#### [What you should do]
Reproduce the records. Keep every word exact and include no images.

-- begin Dataset content --

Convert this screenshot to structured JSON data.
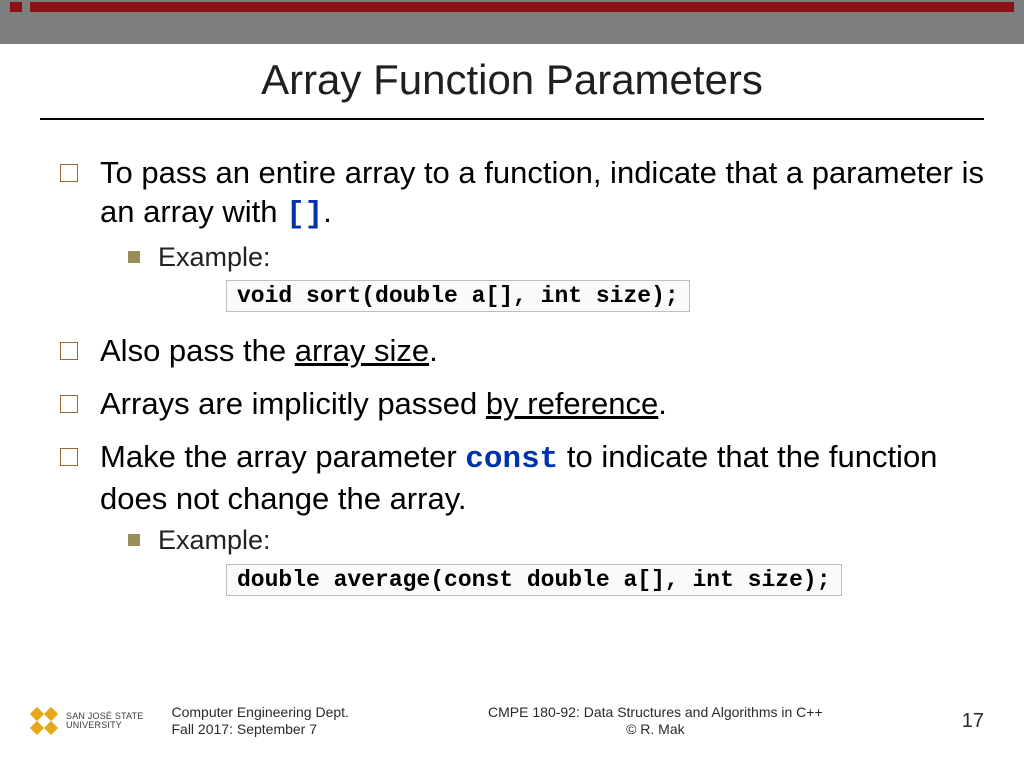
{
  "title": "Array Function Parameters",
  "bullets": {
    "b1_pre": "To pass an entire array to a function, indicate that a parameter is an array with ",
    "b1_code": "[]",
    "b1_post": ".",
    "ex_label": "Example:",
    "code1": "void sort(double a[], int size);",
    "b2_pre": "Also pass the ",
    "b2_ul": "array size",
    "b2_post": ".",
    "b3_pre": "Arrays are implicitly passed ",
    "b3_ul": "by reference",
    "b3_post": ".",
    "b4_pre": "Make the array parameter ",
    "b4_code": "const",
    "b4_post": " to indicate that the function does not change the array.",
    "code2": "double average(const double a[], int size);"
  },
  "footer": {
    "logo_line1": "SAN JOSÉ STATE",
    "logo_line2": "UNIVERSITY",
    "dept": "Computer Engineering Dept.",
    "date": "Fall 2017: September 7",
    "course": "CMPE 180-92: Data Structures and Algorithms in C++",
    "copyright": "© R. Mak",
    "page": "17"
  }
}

-- end Dataset content --

#### [Solution below]
Convert this screenshot to structured JSON data.
{
  "title": "Array Function Parameters",
  "bullets": {
    "b1_pre": "To pass an entire array to a function, indicate that a parameter is an array with ",
    "b1_code": "[]",
    "b1_post": ".",
    "ex_label": "Example:",
    "code1": "void sort(double a[], int size);",
    "b2_pre": "Also pass the ",
    "b2_ul": "array size",
    "b2_post": ".",
    "b3_pre": "Arrays are implicitly passed ",
    "b3_ul": "by reference",
    "b3_post": ".",
    "b4_pre": "Make the array parameter ",
    "b4_code": "const",
    "b4_post": " to indicate that the function does not change the array.",
    "code2": "double average(const double a[], int size);"
  },
  "footer": {
    "logo_line1": "SAN JOSÉ STATE",
    "logo_line2": "UNIVERSITY",
    "dept": "Computer Engineering Dept.",
    "date": "Fall 2017: September 7",
    "course": "CMPE 180-92: Data Structures and Algorithms in C++",
    "copyright": "© R. Mak",
    "page": "17"
  }
}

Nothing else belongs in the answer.